■ Required work
In the entries below, identify every line with the string "trash" and copy it.

■ Records supplied
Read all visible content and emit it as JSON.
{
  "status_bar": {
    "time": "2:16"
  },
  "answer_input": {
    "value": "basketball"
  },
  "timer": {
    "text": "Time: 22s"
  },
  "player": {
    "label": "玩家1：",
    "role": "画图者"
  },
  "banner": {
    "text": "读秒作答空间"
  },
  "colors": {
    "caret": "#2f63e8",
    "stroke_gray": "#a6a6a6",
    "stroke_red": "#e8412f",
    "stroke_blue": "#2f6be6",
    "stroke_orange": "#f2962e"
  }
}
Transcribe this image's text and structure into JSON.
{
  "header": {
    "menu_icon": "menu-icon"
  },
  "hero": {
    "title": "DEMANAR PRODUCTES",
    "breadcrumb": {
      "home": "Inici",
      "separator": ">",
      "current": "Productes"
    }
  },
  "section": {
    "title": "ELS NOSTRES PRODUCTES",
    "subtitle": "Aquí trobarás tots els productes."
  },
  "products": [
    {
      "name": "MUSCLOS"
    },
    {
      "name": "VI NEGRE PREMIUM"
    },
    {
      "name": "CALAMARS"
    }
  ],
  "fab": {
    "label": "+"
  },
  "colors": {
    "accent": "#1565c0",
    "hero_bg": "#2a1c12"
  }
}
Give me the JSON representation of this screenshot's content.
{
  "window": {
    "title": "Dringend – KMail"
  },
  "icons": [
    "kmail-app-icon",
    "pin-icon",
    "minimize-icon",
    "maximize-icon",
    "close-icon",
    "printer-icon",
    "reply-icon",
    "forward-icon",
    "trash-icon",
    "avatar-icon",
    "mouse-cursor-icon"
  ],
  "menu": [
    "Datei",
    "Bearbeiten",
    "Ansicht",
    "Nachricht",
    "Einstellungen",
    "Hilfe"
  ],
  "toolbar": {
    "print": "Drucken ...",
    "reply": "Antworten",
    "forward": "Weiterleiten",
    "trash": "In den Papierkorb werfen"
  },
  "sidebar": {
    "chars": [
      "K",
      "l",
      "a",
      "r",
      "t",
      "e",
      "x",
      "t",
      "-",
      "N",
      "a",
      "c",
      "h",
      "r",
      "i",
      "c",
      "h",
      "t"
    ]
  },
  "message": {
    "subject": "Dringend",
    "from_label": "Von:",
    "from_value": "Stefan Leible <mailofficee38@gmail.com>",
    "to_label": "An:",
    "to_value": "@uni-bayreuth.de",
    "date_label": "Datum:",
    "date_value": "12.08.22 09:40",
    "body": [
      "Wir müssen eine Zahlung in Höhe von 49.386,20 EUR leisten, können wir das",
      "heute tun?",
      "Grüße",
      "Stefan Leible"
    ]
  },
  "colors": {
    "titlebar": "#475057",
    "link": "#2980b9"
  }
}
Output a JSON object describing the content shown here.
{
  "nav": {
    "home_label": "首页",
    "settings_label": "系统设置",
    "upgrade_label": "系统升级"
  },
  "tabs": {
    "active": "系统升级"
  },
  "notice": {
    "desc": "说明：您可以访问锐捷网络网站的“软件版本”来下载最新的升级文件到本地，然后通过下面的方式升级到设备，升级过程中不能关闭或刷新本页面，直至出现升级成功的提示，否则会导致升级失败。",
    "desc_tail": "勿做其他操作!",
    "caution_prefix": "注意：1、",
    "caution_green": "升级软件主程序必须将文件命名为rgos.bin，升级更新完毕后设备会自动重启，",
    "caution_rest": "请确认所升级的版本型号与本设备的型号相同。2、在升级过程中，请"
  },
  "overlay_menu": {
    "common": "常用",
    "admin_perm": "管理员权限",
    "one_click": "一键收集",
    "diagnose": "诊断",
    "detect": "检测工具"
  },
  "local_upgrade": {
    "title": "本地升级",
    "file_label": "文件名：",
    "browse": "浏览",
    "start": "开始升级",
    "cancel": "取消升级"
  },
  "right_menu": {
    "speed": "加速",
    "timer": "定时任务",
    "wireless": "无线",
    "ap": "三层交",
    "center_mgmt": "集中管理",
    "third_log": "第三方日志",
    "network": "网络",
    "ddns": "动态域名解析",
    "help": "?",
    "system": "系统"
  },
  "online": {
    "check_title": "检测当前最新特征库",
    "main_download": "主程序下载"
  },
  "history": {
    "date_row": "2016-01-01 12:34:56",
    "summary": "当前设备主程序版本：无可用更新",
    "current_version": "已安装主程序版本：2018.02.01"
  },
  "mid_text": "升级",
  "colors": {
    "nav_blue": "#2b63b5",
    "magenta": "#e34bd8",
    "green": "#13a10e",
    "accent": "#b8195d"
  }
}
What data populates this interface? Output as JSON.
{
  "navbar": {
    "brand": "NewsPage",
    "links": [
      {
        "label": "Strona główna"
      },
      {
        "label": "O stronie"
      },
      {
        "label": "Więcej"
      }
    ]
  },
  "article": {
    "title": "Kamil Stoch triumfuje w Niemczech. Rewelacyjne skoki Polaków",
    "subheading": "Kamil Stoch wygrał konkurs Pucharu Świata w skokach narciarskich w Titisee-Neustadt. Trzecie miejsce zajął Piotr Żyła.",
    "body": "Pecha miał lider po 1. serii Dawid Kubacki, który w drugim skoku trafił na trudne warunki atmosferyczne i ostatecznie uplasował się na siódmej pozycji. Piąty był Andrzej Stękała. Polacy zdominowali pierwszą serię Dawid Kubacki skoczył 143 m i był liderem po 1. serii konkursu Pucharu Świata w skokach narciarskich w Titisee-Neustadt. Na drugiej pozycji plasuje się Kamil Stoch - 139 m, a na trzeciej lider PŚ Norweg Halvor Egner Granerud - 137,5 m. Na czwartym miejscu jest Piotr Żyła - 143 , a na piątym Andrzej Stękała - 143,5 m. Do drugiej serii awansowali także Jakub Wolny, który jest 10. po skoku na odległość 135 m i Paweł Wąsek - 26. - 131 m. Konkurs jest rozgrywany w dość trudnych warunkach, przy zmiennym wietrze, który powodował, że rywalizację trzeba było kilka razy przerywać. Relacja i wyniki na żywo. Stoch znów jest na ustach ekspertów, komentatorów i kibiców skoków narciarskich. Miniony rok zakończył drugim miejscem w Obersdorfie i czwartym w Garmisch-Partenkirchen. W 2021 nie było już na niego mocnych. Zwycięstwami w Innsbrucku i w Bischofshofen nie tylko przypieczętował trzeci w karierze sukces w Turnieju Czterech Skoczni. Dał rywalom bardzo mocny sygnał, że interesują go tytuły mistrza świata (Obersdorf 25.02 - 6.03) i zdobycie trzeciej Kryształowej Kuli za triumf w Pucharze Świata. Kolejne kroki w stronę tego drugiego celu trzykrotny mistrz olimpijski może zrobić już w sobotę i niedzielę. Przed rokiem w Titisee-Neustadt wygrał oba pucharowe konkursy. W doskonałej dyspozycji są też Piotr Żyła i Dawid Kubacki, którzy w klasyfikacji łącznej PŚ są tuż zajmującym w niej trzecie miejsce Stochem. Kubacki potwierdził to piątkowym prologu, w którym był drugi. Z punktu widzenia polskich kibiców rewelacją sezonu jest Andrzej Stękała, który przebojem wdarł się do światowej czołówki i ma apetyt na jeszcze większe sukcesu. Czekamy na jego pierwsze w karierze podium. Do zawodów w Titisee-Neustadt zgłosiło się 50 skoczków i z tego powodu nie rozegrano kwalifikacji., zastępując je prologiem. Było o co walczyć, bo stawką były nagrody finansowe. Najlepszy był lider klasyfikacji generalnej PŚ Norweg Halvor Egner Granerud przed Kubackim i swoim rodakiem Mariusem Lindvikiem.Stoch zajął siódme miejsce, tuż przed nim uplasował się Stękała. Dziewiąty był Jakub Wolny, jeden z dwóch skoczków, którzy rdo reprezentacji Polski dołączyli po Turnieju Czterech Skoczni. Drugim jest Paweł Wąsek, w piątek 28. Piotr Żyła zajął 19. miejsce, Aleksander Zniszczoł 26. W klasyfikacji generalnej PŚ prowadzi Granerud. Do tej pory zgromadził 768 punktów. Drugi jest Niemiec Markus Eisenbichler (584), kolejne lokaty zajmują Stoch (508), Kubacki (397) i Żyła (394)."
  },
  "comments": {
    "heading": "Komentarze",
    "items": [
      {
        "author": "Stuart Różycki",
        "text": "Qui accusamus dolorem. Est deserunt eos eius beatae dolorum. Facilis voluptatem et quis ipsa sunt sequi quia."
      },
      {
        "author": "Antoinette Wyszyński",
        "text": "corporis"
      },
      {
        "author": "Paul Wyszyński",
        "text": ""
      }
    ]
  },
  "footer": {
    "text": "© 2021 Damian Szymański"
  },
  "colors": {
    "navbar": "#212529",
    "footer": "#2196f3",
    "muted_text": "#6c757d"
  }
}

■ Result for this exercise
    "trash-icon",
    "trash": "In den Papierkorb werfen"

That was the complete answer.